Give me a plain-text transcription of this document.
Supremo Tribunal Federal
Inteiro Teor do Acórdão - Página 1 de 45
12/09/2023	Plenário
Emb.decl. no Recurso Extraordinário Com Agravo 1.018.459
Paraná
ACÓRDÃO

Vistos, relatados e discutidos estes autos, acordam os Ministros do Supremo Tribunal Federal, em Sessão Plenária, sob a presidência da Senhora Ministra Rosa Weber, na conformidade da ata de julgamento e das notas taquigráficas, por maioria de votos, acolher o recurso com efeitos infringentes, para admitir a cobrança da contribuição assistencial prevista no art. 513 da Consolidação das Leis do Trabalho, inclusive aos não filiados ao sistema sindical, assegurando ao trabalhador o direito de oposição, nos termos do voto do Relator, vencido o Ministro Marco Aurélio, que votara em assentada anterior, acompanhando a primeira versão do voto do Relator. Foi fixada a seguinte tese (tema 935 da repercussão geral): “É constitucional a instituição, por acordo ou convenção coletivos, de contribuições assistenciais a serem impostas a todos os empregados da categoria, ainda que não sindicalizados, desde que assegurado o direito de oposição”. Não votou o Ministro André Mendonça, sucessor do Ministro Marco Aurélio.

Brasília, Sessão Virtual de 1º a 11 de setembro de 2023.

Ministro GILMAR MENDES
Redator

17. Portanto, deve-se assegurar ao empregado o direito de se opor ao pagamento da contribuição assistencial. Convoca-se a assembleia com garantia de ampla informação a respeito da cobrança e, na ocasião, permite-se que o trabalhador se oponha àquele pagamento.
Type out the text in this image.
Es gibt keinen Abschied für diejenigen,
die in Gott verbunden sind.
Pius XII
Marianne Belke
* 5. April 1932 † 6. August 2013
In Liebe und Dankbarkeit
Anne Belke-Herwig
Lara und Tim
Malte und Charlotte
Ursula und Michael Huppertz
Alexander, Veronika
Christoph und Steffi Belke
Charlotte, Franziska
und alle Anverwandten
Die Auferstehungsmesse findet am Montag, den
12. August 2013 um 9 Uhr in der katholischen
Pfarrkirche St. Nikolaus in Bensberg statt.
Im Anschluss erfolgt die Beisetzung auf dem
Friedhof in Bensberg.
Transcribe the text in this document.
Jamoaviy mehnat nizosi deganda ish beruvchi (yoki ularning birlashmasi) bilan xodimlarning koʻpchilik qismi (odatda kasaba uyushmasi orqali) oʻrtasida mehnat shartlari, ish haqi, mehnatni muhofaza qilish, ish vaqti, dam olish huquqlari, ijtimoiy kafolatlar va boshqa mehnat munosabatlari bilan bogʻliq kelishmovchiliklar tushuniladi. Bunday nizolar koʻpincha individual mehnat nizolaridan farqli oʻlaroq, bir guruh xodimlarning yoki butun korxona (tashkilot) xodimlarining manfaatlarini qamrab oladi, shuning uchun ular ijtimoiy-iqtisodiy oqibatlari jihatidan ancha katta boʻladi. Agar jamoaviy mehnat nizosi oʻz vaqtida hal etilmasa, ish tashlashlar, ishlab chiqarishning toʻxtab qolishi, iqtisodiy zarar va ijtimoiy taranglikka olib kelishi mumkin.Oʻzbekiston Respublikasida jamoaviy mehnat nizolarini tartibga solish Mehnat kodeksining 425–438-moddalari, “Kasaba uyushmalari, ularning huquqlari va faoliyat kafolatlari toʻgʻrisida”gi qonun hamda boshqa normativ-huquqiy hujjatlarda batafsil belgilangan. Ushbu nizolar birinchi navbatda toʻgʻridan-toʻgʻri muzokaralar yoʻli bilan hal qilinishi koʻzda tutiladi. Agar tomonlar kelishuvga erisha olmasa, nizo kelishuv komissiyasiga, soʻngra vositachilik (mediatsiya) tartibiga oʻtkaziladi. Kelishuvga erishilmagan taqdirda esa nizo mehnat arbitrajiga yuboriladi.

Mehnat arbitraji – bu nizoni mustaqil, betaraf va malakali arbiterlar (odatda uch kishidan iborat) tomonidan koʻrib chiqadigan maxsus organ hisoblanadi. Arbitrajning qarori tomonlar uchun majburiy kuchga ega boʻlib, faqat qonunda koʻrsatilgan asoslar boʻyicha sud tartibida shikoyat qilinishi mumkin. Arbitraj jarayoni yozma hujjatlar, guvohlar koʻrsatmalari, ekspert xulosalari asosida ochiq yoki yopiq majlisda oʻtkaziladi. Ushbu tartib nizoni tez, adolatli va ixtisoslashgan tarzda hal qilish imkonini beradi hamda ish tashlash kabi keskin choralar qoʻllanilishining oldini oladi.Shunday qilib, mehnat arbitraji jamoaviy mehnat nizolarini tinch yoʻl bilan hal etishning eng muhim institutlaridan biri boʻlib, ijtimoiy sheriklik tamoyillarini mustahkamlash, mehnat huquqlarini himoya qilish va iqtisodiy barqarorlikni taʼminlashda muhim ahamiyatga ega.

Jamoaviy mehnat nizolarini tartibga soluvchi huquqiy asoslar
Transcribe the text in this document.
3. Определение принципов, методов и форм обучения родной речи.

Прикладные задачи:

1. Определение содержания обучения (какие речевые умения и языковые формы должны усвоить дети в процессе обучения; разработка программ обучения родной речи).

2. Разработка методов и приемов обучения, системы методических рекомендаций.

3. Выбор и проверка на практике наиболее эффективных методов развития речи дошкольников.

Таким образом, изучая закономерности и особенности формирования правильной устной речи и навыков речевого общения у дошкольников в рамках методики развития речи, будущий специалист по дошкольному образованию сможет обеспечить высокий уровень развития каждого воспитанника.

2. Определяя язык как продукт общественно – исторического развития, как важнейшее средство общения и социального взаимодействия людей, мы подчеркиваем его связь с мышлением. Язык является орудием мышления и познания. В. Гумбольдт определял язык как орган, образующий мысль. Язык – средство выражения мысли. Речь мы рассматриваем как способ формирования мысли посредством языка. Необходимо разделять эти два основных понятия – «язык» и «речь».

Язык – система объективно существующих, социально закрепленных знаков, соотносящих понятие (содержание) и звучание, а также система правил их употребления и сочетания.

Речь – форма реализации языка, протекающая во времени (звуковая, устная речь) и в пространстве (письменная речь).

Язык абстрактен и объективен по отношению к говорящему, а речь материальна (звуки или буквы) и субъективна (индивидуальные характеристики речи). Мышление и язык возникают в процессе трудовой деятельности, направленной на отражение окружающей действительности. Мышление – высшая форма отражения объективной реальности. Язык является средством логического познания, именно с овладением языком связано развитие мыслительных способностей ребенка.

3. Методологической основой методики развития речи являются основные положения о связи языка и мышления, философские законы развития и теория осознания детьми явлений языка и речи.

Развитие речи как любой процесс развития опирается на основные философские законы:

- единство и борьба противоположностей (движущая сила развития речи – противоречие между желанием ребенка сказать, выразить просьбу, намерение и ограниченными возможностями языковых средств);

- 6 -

************

- _Short problem_:
All of the lines above must be returned exactly.

- _Answer to this problem_:
Give me a plain-text transcription of this document.
Supremo Tribunal Federal
Inteiro Teor do Acórdão - Página 1 de 45
12/09/2023	Plenário
Emb.decl. no Recurso Extraordinário Com Agravo 1.018.459
Paraná
ACÓRDÃO

Vistos, relatados e discutidos estes autos, acordam os Ministros do Supremo Tribunal Federal, em Sessão Plenária, sob a presidência da Senhora Ministra Rosa Weber, na conformidade da ata de julgamento e das notas taquigráficas, por maioria de votos, acolher o recurso com efeitos infringentes, para admitir a cobrança da contribuição assistencial prevista no art. 513 da Consolidação das Leis do Trabalho, inclusive aos não filiados ao sistema sindical, assegurando ao trabalhador o direito de oposição, nos termos do voto do Relator, vencido o Ministro Marco Aurélio, que votara em assentada anterior, acompanhando a primeira versão do voto do Relator. Foi fixada a seguinte tese (tema 935 da repercussão geral): “É constitucional a instituição, por acordo ou convenção coletivos, de contribuições assistenciais a serem impostas a todos os empregados da categoria, ainda que não sindicalizados, desde que assegurado o direito de oposição”. Não votou o Ministro André Mendonça, sucessor do Ministro Marco Aurélio.

Brasília, Sessão Virtual de 1º a 11 de setembro de 2023.

Ministro GILMAR MENDES
Redator

17. Portanto, deve-se assegurar ao empregado o direito de se opor ao pagamento da contribuição assistencial. Convoca-se a assembleia com garantia de ampla informação a respeito da cobrança e, na ocasião, permite-se que o trabalhador se oponha àquele pagamento.
Type out the text in this image.
Es gibt keinen Abschied für diejenigen,
die in Gott verbunden sind.
Pius XII
Marianne Belke
* 5. April 1932 † 6. August 2013
In Liebe und Dankbarkeit
Anne Belke-Herwig
Lara und Tim
Malte und Charlotte
Ursula und Michael Huppertz
Alexander, Veronika
Christoph und Steffi Belke
Charlotte, Franziska
und alle Anverwandten
Die Auferstehungsmesse findet am Montag, den
12. August 2013 um 9 Uhr in der katholischen
Pfarrkirche St. Nikolaus in Bensberg statt.
Im Anschluss erfolgt die Beisetzung auf dem
Friedhof in Bensberg.
Transcribe the text in this document.
Jamoaviy mehnat nizosi deganda ish beruvchi (yoki ularning birlashmasi) bilan xodimlarning koʻpchilik qismi (odatda kasaba uyushmasi orqali) oʻrtasida mehnat shartlari, ish haqi, mehnatni muhofaza qilish, ish vaqti, dam olish huquqlari, ijtimoiy kafolatlar va boshqa mehnat munosabatlari bilan bogʻliq kelishmovchiliklar tushuniladi. Bunday nizolar koʻpincha individual mehnat nizolaridan farqli oʻlaroq, bir guruh xodimlarning yoki butun korxona (tashkilot) xodimlarining manfaatlarini qamrab oladi, shuning uchun ular ijtimoiy-iqtisodiy oqibatlari jihatidan ancha katta boʻladi. Agar jamoaviy mehnat nizosi oʻz vaqtida hal etilmasa, ish tashlashlar, ishlab chiqarishning toʻxtab qolishi, iqtisodiy zarar va ijtimoiy taranglikka olib kelishi mumkin.Oʻzbekiston Respublikasida jamoaviy mehnat nizolarini tartibga solish Mehnat kodeksining 425–438-moddalari, “Kasaba uyushmalari, ularning huquqlari va faoliyat kafolatlari toʻgʻrisida”gi qonun hamda boshqa normativ-huquqiy hujjatlarda batafsil belgilangan. Ushbu nizolar birinchi navbatda toʻgʻridan-toʻgʻri muzokaralar yoʻli bilan hal qilinishi koʻzda tutiladi. Agar tomonlar kelishuvga erisha olmasa, nizo kelishuv komissiyasiga, soʻngra vositachilik (mediatsiya) tartibiga oʻtkaziladi. Kelishuvga erishilmagan taqdirda esa nizo mehnat arbitrajiga yuboriladi.

Mehnat arbitraji – bu nizoni mustaqil, betaraf va malakali arbiterlar (odatda uch kishidan iborat) tomonidan koʻrib chiqadigan maxsus organ hisoblanadi. Arbitrajning qarori tomonlar uchun majburiy kuchga ega boʻlib, faqat qonunda koʻrsatilgan asoslar boʻyicha sud tartibida shikoyat qilinishi mumkin. Arbitraj jarayoni yozma hujjatlar, guvohlar koʻrsatmalari, ekspert xulosalari asosida ochiq yoki yopiq majlisda oʻtkaziladi. Ushbu tartib nizoni tez, adolatli va ixtisoslashgan tarzda hal qilish imkonini beradi hamda ish tashlash kabi keskin choralar qoʻllanilishining oldini oladi.Shunday qilib, mehnat arbitraji jamoaviy mehnat nizolarini tinch yoʻl bilan hal etishning eng muhim institutlaridan biri boʻlib, ijtimoiy sheriklik tamoyillarini mustahkamlash, mehnat huquqlarini himoya qilish va iqtisodiy barqarorlikni taʼminlashda muhim ahamiyatga ega.

Jamoaviy mehnat nizolarini tartibga soluvchi huquqiy asoslar
Transcribe the text in this document.
3. Определение принципов, методов и форм обучения родной речи.

Прикладные задачи:

1. Определение содержания обучения (какие речевые умения и языковые формы должны усвоить дети в процессе обучения; разработка программ обучения родной речи).

2. Разработка методов и приемов обучения, системы методических рекомендаций.

3. Выбор и проверка на практике наиболее эффективных методов развития речи дошкольников.

Таким образом, изучая закономерности и особенности формирования правильной устной речи и навыков речевого общения у дошкольников в рамках методики развития речи, будущий специалист по дошкольному образованию сможет обеспечить высокий уровень развития каждого воспитанника.

2. Определяя язык как продукт общественно – исторического развития, как важнейшее средство общения и социального взаимодействия людей, мы подчеркиваем его связь с мышлением. Язык является орудием мышления и познания. В. Гумбольдт определял язык как орган, образующий мысль. Язык – средство выражения мысли. Речь мы рассматриваем как способ формирования мысли посредством языка. Необходимо разделять эти два основных понятия – «язык» и «речь».

Язык – система объективно существующих, социально закрепленных знаков, соотносящих понятие (содержание) и звучание, а также система правил их употребления и сочетания.

Речь – форма реализации языка, протекающая во времени (звуковая, устная речь) и в пространстве (письменная речь).

Язык абстрактен и объективен по отношению к говорящему, а речь материальна (звуки или буквы) и субъективна (индивидуальные характеристики речи). Мышление и язык возникают в процессе трудовой деятельности, направленной на отражение окружающей действительности. Мышление – высшая форма отражения объективной реальности. Язык является средством логического познания, именно с овладением языком связано развитие мыслительных способностей ребенка.

3. Методологической основой методики развития речи являются основные положения о связи языка и мышления, философские законы развития и теория осознания детьми явлений языка и речи.

Развитие речи как любой процесс развития опирается на основные философские законы:

- единство и борьба противоположностей (движущая сила развития речи – противоречие между желанием ребенка сказать, выразить просьбу, намерение и ограниченными возможностями языковых средств);

- 6 -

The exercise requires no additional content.